● Exercise instructions: Drop every picture, then transcribe the remaining data exactly.

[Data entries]
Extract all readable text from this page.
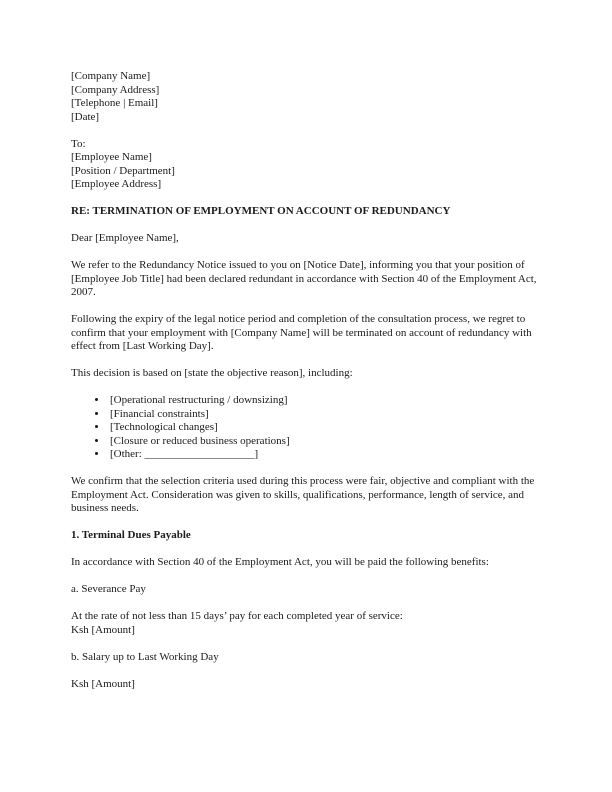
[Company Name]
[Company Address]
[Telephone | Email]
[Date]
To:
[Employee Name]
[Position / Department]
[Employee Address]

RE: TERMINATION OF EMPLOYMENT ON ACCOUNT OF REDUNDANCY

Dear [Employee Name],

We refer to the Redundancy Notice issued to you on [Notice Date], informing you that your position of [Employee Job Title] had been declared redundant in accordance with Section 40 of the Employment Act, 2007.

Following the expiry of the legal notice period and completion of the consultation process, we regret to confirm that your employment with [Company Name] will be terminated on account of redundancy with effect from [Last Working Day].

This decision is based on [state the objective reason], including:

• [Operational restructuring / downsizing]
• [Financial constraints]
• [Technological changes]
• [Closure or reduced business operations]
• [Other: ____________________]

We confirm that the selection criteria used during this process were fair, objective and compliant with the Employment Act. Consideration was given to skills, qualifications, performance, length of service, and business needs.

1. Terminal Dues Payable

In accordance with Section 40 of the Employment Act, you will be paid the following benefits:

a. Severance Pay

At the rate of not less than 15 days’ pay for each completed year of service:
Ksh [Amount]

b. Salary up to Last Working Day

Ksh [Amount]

● Full output:
Extract all readable text from this page.
[Company Name]
[Company Address]
[Telephone | Email]
[Date]
To:
[Employee Name]
[Position / Department]
[Employee Address]

RE: TERMINATION OF EMPLOYMENT ON ACCOUNT OF REDUNDANCY

Dear [Employee Name],

We refer to the Redundancy Notice issued to you on [Notice Date], informing you that your position of [Employee Job Title] had been declared redundant in accordance with Section 40 of the Employment Act, 2007.

Following the expiry of the legal notice period and completion of the consultation process, we regret to confirm that your employment with [Company Name] will be terminated on account of redundancy with effect from [Last Working Day].

This decision is based on [state the objective reason], including:

• [Operational restructuring / downsizing]
• [Financial constraints]
• [Technological changes]
• [Closure or reduced business operations]
• [Other: ____________________]

We confirm that the selection criteria used during this process were fair, objective and compliant with the Employment Act. Consideration was given to skills, qualifications, performance, length of service, and business needs.

1. Terminal Dues Payable

In accordance with Section 40 of the Employment Act, you will be paid the following benefits:

a. Severance Pay

At the rate of not less than 15 days’ pay for each completed year of service:
Ksh [Amount]

b. Salary up to Last Working Day

Ksh [Amount]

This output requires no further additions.